## INSTRUCTIONS FOR THE TASK
Copy each of the following lines character for character, with nothing changed, added, or left out.
· · · · ·
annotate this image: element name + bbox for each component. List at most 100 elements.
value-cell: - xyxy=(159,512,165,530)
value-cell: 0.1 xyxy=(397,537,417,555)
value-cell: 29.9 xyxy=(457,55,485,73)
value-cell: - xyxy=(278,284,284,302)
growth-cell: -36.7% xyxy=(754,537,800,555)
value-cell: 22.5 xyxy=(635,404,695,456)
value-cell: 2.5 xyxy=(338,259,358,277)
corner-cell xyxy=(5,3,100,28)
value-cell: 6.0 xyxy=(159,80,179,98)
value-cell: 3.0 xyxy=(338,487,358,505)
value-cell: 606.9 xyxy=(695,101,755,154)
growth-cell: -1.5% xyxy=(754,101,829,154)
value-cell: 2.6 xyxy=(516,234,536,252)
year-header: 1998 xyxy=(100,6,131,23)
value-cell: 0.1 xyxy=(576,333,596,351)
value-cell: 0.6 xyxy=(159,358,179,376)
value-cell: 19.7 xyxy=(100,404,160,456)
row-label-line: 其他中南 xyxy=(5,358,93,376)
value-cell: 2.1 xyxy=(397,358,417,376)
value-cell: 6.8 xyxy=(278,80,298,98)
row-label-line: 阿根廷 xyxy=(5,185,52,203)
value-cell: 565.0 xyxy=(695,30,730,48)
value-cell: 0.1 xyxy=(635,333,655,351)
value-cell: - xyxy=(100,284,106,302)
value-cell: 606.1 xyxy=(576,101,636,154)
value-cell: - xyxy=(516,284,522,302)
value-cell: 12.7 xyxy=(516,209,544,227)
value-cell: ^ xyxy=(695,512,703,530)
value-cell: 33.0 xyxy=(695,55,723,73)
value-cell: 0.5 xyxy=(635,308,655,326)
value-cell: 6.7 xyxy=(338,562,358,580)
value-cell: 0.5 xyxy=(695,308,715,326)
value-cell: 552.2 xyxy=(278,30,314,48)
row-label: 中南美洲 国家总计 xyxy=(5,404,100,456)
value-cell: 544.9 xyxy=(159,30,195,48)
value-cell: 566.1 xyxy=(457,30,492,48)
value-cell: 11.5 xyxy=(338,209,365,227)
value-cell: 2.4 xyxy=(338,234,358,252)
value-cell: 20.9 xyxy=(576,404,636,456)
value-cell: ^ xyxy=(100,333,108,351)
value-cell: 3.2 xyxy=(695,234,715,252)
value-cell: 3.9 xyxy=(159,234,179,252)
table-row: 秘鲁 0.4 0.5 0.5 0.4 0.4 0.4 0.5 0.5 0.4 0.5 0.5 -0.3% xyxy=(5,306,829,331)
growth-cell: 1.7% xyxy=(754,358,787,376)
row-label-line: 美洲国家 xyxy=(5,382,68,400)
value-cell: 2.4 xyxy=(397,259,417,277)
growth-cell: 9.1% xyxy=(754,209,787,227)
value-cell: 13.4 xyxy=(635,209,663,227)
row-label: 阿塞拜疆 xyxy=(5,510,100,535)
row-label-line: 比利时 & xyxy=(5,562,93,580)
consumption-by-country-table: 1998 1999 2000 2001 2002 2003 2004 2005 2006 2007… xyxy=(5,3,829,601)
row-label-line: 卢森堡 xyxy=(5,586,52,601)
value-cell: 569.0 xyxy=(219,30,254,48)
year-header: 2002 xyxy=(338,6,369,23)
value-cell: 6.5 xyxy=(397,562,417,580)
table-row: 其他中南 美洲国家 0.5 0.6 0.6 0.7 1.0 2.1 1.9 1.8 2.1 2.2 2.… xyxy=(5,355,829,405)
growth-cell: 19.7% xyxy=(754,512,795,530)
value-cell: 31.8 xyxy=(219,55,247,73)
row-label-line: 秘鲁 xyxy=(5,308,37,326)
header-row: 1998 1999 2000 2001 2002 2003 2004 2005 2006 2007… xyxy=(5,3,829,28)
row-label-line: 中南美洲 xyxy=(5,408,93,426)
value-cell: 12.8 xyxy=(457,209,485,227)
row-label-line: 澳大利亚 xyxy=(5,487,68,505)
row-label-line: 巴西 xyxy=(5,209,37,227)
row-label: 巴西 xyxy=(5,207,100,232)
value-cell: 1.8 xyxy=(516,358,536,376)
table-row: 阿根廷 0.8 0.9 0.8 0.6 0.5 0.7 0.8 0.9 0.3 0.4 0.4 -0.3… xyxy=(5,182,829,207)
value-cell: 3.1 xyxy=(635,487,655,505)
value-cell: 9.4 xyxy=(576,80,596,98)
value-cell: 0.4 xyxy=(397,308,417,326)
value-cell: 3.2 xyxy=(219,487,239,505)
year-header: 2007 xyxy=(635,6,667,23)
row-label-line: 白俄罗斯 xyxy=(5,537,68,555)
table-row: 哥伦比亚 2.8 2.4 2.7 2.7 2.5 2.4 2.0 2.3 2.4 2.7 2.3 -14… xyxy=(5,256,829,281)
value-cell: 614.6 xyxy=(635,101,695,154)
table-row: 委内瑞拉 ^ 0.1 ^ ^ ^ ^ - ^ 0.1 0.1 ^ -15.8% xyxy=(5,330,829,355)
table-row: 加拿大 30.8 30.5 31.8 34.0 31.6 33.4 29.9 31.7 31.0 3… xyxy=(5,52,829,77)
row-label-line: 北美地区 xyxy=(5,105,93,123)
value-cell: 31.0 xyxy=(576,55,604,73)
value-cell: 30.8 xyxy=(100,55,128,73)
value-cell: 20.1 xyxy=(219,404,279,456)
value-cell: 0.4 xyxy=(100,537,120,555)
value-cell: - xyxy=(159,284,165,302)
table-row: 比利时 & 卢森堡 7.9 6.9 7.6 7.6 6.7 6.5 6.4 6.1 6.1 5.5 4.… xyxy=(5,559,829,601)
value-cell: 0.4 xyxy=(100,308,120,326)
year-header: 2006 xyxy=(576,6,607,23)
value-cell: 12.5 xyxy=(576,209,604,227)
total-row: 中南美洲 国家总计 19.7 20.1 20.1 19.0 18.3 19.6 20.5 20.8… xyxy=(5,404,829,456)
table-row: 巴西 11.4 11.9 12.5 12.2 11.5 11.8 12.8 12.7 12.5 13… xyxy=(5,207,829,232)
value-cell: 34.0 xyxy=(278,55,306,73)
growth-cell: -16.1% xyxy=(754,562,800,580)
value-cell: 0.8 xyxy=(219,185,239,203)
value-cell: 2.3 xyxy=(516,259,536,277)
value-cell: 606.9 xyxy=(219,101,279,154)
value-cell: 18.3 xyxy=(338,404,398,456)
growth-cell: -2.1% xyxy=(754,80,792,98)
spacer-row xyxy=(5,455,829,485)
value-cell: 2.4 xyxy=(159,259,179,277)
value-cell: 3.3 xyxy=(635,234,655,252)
· · · · ·
## ANSWER FOR THIS EXERCISE
annotate this image: element name + bbox for each component. List at most 100 elements.
value-cell: - xyxy=(159,512,165,530)
value-cell: 0.1 xyxy=(397,537,417,555)
value-cell: 29.9 xyxy=(457,55,485,73)
value-cell: - xyxy=(278,284,284,302)
growth-cell: -36.7% xyxy=(754,537,800,555)
value-cell: 22.5 xyxy=(635,404,695,456)
value-cell: 2.5 xyxy=(338,259,358,277)
corner-cell xyxy=(5,3,100,28)
value-cell: 6.0 xyxy=(159,80,179,98)
value-cell: 3.0 xyxy=(338,487,358,505)
value-cell: 606.9 xyxy=(695,101,755,154)
growth-cell: -1.5% xyxy=(754,101,829,154)
value-cell: 2.6 xyxy=(516,234,536,252)
year-header: 1998 xyxy=(100,6,131,23)
value-cell: 0.1 xyxy=(576,333,596,351)
value-cell: 0.6 xyxy=(159,358,179,376)
value-cell: 19.7 xyxy=(100,404,160,456)
row-label-line: 其他中南 xyxy=(5,358,93,376)
value-cell: 2.1 xyxy=(397,358,417,376)
value-cell: 6.8 xyxy=(278,80,298,98)
row-label-line: 阿根廷 xyxy=(5,185,52,203)
value-cell: 565.0 xyxy=(695,30,730,48)
value-cell: 0.1 xyxy=(635,333,655,351)
value-cell: - xyxy=(100,284,106,302)
value-cell: 606.1 xyxy=(576,101,636,154)
value-cell: - xyxy=(516,284,522,302)
value-cell: 12.7 xyxy=(516,209,544,227)
value-cell: ^ xyxy=(695,512,703,530)
value-cell: 33.0 xyxy=(695,55,723,73)
value-cell: 0.5 xyxy=(635,308,655,326)
value-cell: 6.7 xyxy=(338,562,358,580)
value-cell: 0.5 xyxy=(695,308,715,326)
value-cell: 552.2 xyxy=(278,30,314,48)
row-label: 中南美洲 国家总计 xyxy=(5,404,100,456)
value-cell: 544.9 xyxy=(159,30,195,48)
value-cell: 566.1 xyxy=(457,30,492,48)
value-cell: 11.5 xyxy=(338,209,365,227)
value-cell: 2.4 xyxy=(338,234,358,252)
value-cell: 20.9 xyxy=(576,404,636,456)
value-cell: ^ xyxy=(100,333,108,351)
value-cell: 3.2 xyxy=(695,234,715,252)
value-cell: 3.9 xyxy=(159,234,179,252)
table-row: 秘鲁 0.4 0.5 0.5 0.4 0.4 0.4 0.5 0.5 0.4 0.5 0.5 -0.3% xyxy=(5,306,829,331)
growth-cell: 1.7% xyxy=(754,358,787,376)
row-label-line: 美洲国家 xyxy=(5,382,68,400)
value-cell: 2.4 xyxy=(397,259,417,277)
growth-cell: 9.1% xyxy=(754,209,787,227)
value-cell: 13.4 xyxy=(635,209,663,227)
row-label: 阿塞拜疆 xyxy=(5,510,100,535)
row-label-line: 比利时 & xyxy=(5,562,93,580)
consumption-by-country-table: 1998 1999 2000 2001 2002 2003 2004 2005 2006 2007… xyxy=(5,3,829,601)
row-label-line: 卢森堡 xyxy=(5,586,52,601)
value-cell: 569.0 xyxy=(219,30,254,48)
year-header: 2002 xyxy=(338,6,369,23)
value-cell: 6.5 xyxy=(397,562,417,580)
table-row: 其他中南 美洲国家 0.5 0.6 0.6 0.7 1.0 2.1 1.9 1.8 2.1 2.2 2.… xyxy=(5,355,829,405)
growth-cell: 19.7% xyxy=(754,512,795,530)
value-cell: 31.8 xyxy=(219,55,247,73)
row-label-line: 秘鲁 xyxy=(5,308,37,326)
header-row: 1998 1999 2000 2001 2002 2003 2004 2005 2006 2007… xyxy=(5,3,829,28)
row-label-line: 中南美洲 xyxy=(5,408,93,426)
value-cell: 12.8 xyxy=(457,209,485,227)
row-label-line: 澳大利亚 xyxy=(5,487,68,505)
row-label-line: 巴西 xyxy=(5,209,37,227)
row-label: 巴西 xyxy=(5,207,100,232)
value-cell: 1.8 xyxy=(516,358,536,376)
table-row: 阿根廷 0.8 0.9 0.8 0.6 0.5 0.7 0.8 0.9 0.3 0.4 0.4 -0.3… xyxy=(5,182,829,207)
value-cell: 3.1 xyxy=(635,487,655,505)
value-cell: 9.4 xyxy=(576,80,596,98)
value-cell: 0.4 xyxy=(397,308,417,326)
value-cell: 3.2 xyxy=(219,487,239,505)
year-header: 2007 xyxy=(635,6,667,23)
row-label-line: 白俄罗斯 xyxy=(5,537,68,555)
table-row: 哥伦比亚 2.8 2.4 2.7 2.7 2.5 2.4 2.0 2.3 2.4 2.7 2.3 -14… xyxy=(5,256,829,281)
value-cell: 614.6 xyxy=(635,101,695,154)
table-row: 委内瑞拉 ^ 0.1 ^ ^ ^ ^ - ^ 0.1 0.1 ^ -15.8% xyxy=(5,330,829,355)
table-row: 加拿大 30.8 30.5 31.8 34.0 31.6 33.4 29.9 31.7 31.0 3… xyxy=(5,52,829,77)
row-label-line: 北美地区 xyxy=(5,105,93,123)
value-cell: 31.0 xyxy=(576,55,604,73)
value-cell: 30.8 xyxy=(100,55,128,73)
value-cell: 20.1 xyxy=(219,404,279,456)
value-cell: 0.4 xyxy=(100,537,120,555)
value-cell: - xyxy=(159,284,165,302)
table-row: 比利时 & 卢森堡 7.9 6.9 7.6 7.6 6.7 6.5 6.4 6.1 6.1 5.5 4.… xyxy=(5,559,829,601)
value-cell: 0.4 xyxy=(100,308,120,326)
year-header: 2006 xyxy=(576,6,607,23)
value-cell: 12.5 xyxy=(576,209,604,227)
total-row: 中南美洲 国家总计 19.7 20.1 20.1 19.0 18.3 19.6 20.5 20.8… xyxy=(5,404,829,456)
table-row: 巴西 11.4 11.9 12.5 12.2 11.5 11.8 12.8 12.7 12.5 13… xyxy=(5,207,829,232)
value-cell: 34.0 xyxy=(278,55,306,73)
growth-cell: -16.1% xyxy=(754,562,800,580)
value-cell: 0.8 xyxy=(219,185,239,203)
value-cell: 2.3 xyxy=(516,259,536,277)
value-cell: 606.9 xyxy=(219,101,279,154)
value-cell: 18.3 xyxy=(338,404,398,456)
growth-cell: -2.1% xyxy=(754,80,792,98)
spacer-row xyxy=(5,455,829,485)
value-cell: 2.4 xyxy=(159,259,179,277)
value-cell: 3.3 xyxy=(635,234,655,252)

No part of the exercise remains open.